### Short problem
Tally every line of the material that includes "Definitive", then give the tally and nothing else.

### Figure record extracts
* BEGIN *

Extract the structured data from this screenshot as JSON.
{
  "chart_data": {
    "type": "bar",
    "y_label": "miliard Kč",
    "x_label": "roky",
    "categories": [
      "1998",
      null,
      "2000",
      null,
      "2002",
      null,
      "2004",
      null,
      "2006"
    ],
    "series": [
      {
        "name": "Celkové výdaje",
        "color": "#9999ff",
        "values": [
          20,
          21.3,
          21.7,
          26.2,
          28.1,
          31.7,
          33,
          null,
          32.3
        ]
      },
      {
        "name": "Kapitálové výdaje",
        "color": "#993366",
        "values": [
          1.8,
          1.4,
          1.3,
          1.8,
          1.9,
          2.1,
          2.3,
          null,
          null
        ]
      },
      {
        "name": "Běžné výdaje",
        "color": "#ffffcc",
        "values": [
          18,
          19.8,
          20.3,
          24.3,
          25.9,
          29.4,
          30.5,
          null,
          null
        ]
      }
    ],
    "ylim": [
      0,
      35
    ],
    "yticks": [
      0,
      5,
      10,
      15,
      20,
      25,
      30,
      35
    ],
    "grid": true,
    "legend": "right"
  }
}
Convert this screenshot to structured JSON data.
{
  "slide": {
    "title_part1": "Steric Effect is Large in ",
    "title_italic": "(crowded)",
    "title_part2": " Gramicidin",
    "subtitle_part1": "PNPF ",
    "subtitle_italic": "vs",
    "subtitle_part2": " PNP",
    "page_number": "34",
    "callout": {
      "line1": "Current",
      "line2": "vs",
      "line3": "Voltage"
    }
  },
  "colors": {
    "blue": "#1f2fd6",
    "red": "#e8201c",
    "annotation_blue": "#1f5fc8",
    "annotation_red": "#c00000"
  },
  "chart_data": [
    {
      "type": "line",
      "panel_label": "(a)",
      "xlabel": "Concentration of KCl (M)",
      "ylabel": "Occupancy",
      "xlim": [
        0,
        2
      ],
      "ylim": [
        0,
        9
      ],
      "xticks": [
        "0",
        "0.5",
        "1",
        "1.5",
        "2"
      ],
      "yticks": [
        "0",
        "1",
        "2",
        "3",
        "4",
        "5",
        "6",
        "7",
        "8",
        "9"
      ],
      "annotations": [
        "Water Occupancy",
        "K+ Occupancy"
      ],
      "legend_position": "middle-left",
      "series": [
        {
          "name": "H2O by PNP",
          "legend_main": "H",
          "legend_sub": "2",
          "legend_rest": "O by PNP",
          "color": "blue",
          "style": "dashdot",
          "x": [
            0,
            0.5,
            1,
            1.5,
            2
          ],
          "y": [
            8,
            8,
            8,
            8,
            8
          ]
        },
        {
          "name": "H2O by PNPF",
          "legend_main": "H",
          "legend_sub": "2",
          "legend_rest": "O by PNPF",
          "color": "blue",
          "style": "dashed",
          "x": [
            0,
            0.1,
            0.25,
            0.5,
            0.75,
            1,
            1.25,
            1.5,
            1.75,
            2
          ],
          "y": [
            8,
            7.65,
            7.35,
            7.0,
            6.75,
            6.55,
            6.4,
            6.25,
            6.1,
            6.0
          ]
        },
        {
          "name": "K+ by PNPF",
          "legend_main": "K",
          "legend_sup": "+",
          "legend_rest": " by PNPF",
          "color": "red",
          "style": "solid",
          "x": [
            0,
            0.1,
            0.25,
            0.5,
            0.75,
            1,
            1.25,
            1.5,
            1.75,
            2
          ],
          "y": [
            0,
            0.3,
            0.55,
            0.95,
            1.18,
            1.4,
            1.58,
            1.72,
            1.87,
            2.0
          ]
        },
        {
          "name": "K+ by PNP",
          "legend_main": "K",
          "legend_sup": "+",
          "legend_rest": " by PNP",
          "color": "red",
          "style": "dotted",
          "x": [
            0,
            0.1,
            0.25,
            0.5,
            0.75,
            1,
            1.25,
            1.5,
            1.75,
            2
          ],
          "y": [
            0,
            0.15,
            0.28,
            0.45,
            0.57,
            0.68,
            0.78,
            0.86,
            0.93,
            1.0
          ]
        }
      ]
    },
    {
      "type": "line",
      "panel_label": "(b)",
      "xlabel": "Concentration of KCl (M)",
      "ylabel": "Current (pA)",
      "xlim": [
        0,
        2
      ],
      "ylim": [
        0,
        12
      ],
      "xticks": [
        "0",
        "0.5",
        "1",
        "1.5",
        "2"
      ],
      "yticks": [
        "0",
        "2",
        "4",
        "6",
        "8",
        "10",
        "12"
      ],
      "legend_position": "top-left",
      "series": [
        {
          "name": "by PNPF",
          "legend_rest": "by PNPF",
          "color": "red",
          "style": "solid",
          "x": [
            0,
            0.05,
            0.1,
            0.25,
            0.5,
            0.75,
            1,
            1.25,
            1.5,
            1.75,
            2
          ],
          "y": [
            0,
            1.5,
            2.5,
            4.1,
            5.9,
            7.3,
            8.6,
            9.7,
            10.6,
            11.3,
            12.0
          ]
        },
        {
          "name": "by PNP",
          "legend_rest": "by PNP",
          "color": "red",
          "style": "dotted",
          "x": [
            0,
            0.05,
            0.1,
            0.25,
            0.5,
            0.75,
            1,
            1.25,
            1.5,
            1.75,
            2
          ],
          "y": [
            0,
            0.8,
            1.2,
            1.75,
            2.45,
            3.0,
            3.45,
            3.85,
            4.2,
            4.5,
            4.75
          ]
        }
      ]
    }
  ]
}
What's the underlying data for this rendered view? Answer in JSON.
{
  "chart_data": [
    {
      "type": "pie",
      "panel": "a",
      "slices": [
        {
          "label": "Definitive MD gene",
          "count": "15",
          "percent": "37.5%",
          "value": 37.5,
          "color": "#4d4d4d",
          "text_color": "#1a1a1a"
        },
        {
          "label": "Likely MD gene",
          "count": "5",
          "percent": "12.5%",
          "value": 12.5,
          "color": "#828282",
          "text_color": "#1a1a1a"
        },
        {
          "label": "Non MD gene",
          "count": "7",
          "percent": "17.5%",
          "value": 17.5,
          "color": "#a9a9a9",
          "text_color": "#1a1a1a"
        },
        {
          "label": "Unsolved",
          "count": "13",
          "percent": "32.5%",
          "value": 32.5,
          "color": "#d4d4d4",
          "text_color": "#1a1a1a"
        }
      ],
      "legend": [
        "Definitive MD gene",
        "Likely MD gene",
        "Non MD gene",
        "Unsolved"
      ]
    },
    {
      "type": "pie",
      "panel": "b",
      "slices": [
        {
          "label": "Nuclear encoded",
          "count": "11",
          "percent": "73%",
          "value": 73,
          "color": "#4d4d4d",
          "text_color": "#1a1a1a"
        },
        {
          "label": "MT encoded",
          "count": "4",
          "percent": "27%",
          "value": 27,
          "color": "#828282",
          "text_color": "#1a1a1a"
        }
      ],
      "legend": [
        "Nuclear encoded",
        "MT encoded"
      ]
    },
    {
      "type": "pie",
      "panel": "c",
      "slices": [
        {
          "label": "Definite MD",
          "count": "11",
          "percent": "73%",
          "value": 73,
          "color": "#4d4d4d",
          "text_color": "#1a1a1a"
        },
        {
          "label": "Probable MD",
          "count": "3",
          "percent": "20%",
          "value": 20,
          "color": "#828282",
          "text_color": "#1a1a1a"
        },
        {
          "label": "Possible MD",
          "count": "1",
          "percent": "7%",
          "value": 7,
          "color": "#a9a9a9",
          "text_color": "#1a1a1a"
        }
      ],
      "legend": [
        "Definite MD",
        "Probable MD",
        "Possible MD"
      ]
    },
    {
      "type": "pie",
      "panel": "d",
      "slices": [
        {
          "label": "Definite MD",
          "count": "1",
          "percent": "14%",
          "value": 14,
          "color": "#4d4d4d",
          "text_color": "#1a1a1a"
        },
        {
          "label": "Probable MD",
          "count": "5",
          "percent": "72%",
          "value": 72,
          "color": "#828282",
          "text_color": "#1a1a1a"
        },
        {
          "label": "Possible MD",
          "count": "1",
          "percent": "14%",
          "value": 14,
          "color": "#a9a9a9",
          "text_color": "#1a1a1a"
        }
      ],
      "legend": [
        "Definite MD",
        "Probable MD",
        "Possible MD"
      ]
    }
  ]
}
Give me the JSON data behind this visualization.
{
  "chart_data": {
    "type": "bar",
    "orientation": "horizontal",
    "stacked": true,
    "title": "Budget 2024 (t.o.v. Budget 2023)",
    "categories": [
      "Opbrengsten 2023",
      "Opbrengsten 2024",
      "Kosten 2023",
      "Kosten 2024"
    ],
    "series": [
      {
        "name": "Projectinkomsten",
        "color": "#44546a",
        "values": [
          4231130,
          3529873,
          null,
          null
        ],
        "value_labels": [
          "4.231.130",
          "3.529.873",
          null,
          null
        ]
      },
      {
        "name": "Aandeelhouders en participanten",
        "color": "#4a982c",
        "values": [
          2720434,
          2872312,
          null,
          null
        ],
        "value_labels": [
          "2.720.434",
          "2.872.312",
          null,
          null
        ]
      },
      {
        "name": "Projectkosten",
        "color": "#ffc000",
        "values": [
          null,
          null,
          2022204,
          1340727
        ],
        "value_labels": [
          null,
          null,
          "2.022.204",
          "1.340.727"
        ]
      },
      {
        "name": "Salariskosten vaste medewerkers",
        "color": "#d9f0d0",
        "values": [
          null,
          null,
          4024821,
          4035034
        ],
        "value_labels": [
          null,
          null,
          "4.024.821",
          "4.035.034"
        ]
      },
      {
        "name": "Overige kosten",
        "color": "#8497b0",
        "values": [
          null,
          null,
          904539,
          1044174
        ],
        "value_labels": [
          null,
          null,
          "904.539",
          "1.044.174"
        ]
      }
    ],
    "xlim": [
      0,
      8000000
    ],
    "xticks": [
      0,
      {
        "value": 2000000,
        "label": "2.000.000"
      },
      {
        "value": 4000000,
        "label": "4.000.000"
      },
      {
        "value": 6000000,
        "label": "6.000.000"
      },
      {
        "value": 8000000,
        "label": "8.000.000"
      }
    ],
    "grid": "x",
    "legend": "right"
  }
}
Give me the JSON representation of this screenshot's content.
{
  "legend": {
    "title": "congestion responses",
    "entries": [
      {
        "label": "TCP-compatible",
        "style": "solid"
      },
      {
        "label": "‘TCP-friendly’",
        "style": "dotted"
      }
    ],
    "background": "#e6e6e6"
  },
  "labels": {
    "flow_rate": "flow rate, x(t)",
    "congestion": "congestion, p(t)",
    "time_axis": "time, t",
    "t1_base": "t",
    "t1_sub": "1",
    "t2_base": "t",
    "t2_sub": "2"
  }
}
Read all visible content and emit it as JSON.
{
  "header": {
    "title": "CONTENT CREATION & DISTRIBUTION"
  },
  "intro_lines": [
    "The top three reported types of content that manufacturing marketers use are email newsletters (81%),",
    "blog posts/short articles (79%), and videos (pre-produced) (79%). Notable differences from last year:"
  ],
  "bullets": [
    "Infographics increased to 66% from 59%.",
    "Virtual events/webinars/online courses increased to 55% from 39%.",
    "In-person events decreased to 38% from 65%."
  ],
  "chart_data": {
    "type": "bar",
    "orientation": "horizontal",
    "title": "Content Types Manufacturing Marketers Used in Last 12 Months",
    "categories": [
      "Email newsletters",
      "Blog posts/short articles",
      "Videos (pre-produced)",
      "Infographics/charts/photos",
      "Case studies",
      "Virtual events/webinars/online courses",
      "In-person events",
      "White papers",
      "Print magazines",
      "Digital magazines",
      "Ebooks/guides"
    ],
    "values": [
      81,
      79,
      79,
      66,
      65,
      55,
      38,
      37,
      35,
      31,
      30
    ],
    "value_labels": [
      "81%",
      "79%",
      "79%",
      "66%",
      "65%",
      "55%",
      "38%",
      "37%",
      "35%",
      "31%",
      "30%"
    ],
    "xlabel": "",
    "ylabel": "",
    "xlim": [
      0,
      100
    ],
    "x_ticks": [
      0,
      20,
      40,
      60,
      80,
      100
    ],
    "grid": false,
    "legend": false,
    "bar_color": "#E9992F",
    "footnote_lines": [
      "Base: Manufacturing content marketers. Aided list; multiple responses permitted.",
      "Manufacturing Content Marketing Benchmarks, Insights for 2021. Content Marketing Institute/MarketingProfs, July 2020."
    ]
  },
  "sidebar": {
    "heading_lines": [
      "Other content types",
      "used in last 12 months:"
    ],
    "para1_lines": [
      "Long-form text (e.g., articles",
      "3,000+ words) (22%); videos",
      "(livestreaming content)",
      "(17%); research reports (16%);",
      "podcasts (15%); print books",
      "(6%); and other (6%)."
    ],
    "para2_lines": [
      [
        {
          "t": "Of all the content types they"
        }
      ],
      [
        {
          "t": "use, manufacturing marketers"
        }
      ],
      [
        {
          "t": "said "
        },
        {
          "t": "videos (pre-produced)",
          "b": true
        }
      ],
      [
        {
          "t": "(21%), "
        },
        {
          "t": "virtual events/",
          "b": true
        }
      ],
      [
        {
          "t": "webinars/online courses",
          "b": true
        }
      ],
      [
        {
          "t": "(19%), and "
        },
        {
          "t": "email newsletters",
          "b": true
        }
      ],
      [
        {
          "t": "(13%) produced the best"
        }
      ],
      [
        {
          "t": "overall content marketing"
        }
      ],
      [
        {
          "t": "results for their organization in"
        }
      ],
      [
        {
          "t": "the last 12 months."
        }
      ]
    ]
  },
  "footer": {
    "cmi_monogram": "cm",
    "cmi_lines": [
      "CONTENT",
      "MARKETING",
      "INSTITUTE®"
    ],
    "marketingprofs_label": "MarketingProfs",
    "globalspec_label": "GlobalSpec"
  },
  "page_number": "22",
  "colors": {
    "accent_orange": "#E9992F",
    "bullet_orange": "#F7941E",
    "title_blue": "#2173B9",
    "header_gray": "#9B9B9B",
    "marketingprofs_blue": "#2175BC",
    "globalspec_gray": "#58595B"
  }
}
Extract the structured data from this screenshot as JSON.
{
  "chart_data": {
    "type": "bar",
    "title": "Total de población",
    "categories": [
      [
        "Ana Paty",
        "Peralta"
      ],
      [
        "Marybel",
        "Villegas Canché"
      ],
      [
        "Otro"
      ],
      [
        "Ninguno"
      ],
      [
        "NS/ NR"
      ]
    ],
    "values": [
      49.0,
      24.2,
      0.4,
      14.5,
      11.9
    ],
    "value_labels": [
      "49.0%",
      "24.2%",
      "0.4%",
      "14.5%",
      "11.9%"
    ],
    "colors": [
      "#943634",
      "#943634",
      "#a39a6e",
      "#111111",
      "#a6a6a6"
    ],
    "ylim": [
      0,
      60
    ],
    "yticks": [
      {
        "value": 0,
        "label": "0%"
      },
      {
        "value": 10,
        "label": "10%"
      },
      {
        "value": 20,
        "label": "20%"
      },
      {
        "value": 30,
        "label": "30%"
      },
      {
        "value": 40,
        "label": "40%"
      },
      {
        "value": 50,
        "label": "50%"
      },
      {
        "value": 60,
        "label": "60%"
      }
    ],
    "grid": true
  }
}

* END *

### Right answer
2